**Given exercise**
Repeat the records below exactly, leaving out any pictures.
_ _ _ _ _
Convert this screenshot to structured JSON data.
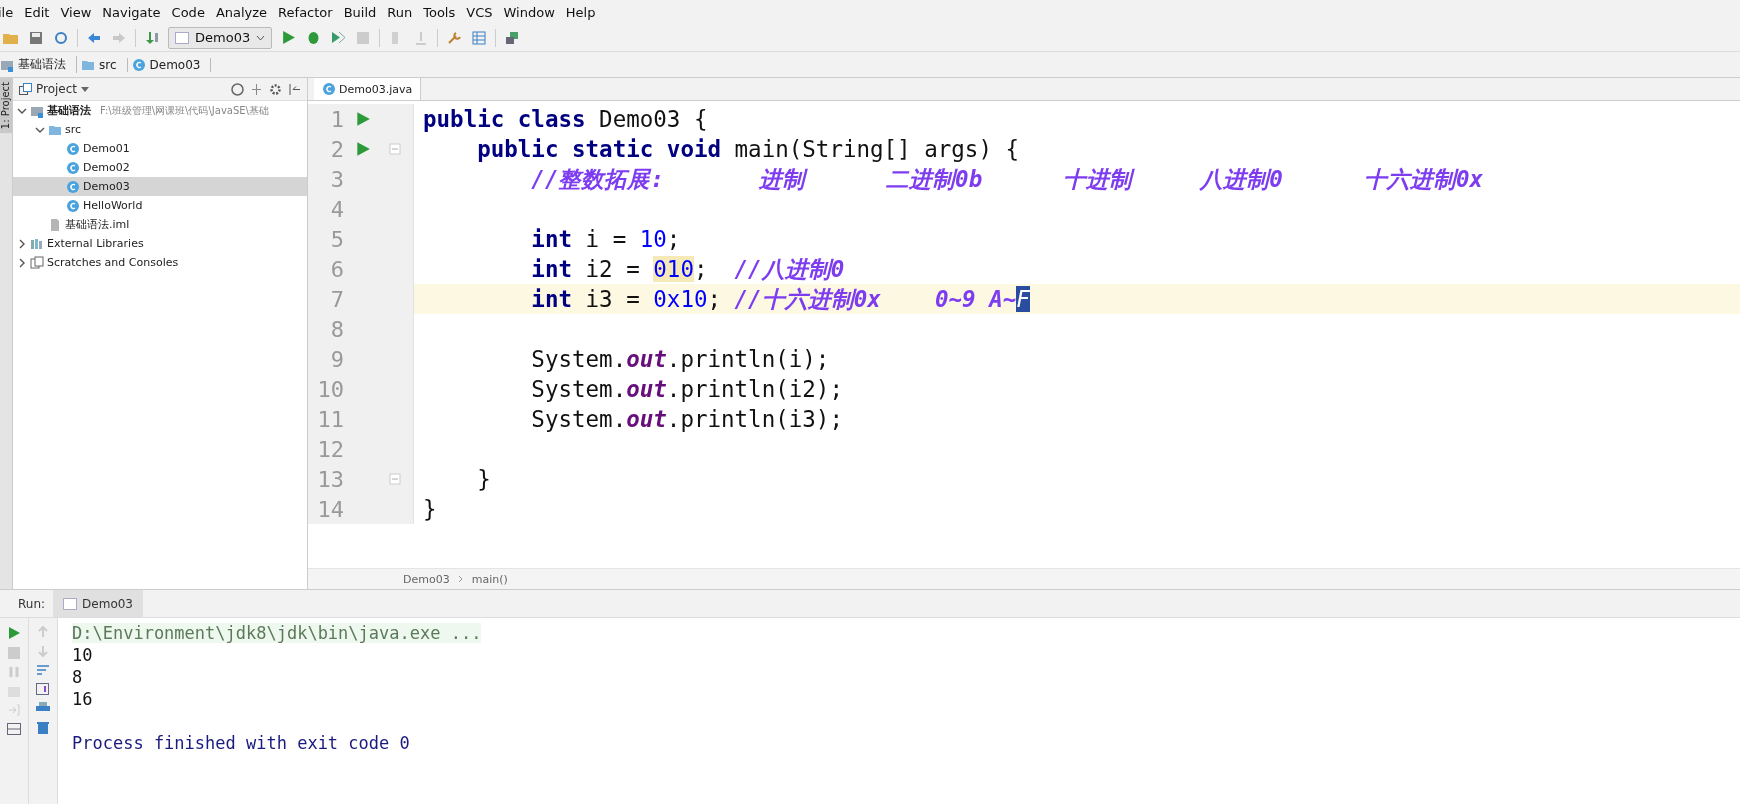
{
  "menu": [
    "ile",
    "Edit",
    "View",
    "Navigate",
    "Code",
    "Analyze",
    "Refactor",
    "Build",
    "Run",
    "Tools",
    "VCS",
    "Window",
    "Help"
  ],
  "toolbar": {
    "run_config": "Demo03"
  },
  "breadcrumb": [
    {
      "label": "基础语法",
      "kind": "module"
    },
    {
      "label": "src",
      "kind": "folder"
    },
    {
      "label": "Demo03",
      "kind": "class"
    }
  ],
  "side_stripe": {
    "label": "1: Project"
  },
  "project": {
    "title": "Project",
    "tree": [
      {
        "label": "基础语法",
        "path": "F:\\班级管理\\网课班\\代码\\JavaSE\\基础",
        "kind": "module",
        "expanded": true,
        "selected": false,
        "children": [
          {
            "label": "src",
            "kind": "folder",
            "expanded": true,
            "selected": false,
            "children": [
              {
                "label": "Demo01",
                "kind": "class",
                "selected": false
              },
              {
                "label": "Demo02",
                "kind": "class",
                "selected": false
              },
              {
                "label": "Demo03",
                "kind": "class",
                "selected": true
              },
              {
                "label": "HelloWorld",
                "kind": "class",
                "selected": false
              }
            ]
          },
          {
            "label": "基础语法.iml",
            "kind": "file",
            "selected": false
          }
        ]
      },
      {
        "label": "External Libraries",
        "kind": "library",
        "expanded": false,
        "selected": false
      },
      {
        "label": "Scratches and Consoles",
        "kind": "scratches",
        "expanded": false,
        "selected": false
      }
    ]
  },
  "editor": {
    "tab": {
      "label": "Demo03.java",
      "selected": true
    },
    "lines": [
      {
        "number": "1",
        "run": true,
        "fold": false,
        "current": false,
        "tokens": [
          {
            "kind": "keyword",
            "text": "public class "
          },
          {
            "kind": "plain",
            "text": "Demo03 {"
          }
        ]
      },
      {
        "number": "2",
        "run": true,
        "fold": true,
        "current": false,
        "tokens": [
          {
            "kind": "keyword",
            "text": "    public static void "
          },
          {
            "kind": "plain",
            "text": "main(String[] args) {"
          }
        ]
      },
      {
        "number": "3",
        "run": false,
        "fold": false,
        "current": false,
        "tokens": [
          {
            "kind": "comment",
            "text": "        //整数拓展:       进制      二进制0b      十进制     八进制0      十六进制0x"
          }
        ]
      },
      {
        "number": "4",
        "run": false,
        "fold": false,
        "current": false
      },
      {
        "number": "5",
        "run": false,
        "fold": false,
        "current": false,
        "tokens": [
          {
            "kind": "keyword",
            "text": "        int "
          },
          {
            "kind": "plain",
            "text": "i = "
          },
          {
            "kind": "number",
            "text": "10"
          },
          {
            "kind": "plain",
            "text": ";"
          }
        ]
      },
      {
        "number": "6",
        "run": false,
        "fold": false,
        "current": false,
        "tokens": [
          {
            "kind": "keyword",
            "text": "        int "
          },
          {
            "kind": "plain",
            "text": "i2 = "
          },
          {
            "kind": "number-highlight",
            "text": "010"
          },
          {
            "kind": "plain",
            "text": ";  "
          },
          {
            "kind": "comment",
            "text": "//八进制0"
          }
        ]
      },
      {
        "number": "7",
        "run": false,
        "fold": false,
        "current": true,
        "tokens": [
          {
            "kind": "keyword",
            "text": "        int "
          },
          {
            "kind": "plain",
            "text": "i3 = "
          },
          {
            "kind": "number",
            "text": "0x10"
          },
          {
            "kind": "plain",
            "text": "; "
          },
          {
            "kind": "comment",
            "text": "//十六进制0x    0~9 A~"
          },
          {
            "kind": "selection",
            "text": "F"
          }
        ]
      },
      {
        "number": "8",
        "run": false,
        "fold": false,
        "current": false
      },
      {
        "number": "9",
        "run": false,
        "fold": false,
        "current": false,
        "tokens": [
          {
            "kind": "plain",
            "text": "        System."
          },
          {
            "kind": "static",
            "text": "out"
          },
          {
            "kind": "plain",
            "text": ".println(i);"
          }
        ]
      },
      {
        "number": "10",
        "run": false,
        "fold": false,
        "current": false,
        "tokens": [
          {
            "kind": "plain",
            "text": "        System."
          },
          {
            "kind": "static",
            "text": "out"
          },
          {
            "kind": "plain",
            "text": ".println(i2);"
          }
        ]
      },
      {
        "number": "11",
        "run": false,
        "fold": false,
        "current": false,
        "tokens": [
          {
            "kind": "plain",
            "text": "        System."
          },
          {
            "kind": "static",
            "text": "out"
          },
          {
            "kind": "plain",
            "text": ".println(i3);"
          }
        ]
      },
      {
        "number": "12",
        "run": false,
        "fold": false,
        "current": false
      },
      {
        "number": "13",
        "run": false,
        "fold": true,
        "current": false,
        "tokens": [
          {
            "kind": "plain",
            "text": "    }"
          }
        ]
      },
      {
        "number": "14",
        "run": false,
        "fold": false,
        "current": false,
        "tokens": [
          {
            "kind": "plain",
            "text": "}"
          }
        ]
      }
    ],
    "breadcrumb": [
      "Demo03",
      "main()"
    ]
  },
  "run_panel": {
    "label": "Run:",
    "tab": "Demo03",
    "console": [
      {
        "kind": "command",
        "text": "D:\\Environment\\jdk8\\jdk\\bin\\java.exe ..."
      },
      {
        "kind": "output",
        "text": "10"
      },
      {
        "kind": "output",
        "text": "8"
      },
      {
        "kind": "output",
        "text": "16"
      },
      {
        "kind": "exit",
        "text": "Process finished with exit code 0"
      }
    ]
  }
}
_ _ _ _ _
**Full response**
Convert this screenshot to structured JSON data.
{
  "menu": [
    "ile",
    "Edit",
    "View",
    "Navigate",
    "Code",
    "Analyze",
    "Refactor",
    "Build",
    "Run",
    "Tools",
    "VCS",
    "Window",
    "Help"
  ],
  "toolbar": {
    "run_config": "Demo03"
  },
  "breadcrumb": [
    {
      "label": "基础语法",
      "kind": "module"
    },
    {
      "label": "src",
      "kind": "folder"
    },
    {
      "label": "Demo03",
      "kind": "class"
    }
  ],
  "side_stripe": {
    "label": "1: Project"
  },
  "project": {
    "title": "Project",
    "tree": [
      {
        "label": "基础语法",
        "path": "F:\\班级管理\\网课班\\代码\\JavaSE\\基础",
        "kind": "module",
        "expanded": true,
        "selected": false,
        "children": [
          {
            "label": "src",
            "kind": "folder",
            "expanded": true,
            "selected": false,
            "children": [
              {
                "label": "Demo01",
                "kind": "class",
                "selected": false
              },
              {
                "label": "Demo02",
                "kind": "class",
                "selected": false
              },
              {
                "label": "Demo03",
                "kind": "class",
                "selected": true
              },
              {
                "label": "HelloWorld",
                "kind": "class",
                "selected": false
              }
            ]
          },
          {
            "label": "基础语法.iml",
            "kind": "file",
            "selected": false
          }
        ]
      },
      {
        "label": "External Libraries",
        "kind": "library",
        "expanded": false,
        "selected": false
      },
      {
        "label": "Scratches and Consoles",
        "kind": "scratches",
        "expanded": false,
        "selected": false
      }
    ]
  },
  "editor": {
    "tab": {
      "label": "Demo03.java",
      "selected": true
    },
    "lines": [
      {
        "number": "1",
        "run": true,
        "fold": false,
        "current": false,
        "tokens": [
          {
            "kind": "keyword",
            "text": "public class "
          },
          {
            "kind": "plain",
            "text": "Demo03 {"
          }
        ]
      },
      {
        "number": "2",
        "run": true,
        "fold": true,
        "current": false,
        "tokens": [
          {
            "kind": "keyword",
            "text": "    public static void "
          },
          {
            "kind": "plain",
            "text": "main(String[] args) {"
          }
        ]
      },
      {
        "number": "3",
        "run": false,
        "fold": false,
        "current": false,
        "tokens": [
          {
            "kind": "comment",
            "text": "        //整数拓展:       进制      二进制0b      十进制     八进制0      十六进制0x"
          }
        ]
      },
      {
        "number": "4",
        "run": false,
        "fold": false,
        "current": false
      },
      {
        "number": "5",
        "run": false,
        "fold": false,
        "current": false,
        "tokens": [
          {
            "kind": "keyword",
            "text": "        int "
          },
          {
            "kind": "plain",
            "text": "i = "
          },
          {
            "kind": "number",
            "text": "10"
          },
          {
            "kind": "plain",
            "text": ";"
          }
        ]
      },
      {
        "number": "6",
        "run": false,
        "fold": false,
        "current": false,
        "tokens": [
          {
            "kind": "keyword",
            "text": "        int "
          },
          {
            "kind": "plain",
            "text": "i2 = "
          },
          {
            "kind": "number-highlight",
            "text": "010"
          },
          {
            "kind": "plain",
            "text": ";  "
          },
          {
            "kind": "comment",
            "text": "//八进制0"
          }
        ]
      },
      {
        "number": "7",
        "run": false,
        "fold": false,
        "current": true,
        "tokens": [
          {
            "kind": "keyword",
            "text": "        int "
          },
          {
            "kind": "plain",
            "text": "i3 = "
          },
          {
            "kind": "number",
            "text": "0x10"
          },
          {
            "kind": "plain",
            "text": "; "
          },
          {
            "kind": "comment",
            "text": "//十六进制0x    0~9 A~"
          },
          {
            "kind": "selection",
            "text": "F"
          }
        ]
      },
      {
        "number": "8",
        "run": false,
        "fold": false,
        "current": false
      },
      {
        "number": "9",
        "run": false,
        "fold": false,
        "current": false,
        "tokens": [
          {
            "kind": "plain",
            "text": "        System."
          },
          {
            "kind": "static",
            "text": "out"
          },
          {
            "kind": "plain",
            "text": ".println(i);"
          }
        ]
      },
      {
        "number": "10",
        "run": false,
        "fold": false,
        "current": false,
        "tokens": [
          {
            "kind": "plain",
            "text": "        System."
          },
          {
            "kind": "static",
            "text": "out"
          },
          {
            "kind": "plain",
            "text": ".println(i2);"
          }
        ]
      },
      {
        "number": "11",
        "run": false,
        "fold": false,
        "current": false,
        "tokens": [
          {
            "kind": "plain",
            "text": "        System."
          },
          {
            "kind": "static",
            "text": "out"
          },
          {
            "kind": "plain",
            "text": ".println(i3);"
          }
        ]
      },
      {
        "number": "12",
        "run": false,
        "fold": false,
        "current": false
      },
      {
        "number": "13",
        "run": false,
        "fold": true,
        "current": false,
        "tokens": [
          {
            "kind": "plain",
            "text": "    }"
          }
        ]
      },
      {
        "number": "14",
        "run": false,
        "fold": false,
        "current": false,
        "tokens": [
          {
            "kind": "plain",
            "text": "}"
          }
        ]
      }
    ],
    "breadcrumb": [
      "Demo03",
      "main()"
    ]
  },
  "run_panel": {
    "label": "Run:",
    "tab": "Demo03",
    "console": [
      {
        "kind": "command",
        "text": "D:\\Environment\\jdk8\\jdk\\bin\\java.exe ..."
      },
      {
        "kind": "output",
        "text": "10"
      },
      {
        "kind": "output",
        "text": "8"
      },
      {
        "kind": "output",
        "text": "16"
      },
      {
        "kind": "exit",
        "text": "Process finished with exit code 0"
      }
    ]
  }
}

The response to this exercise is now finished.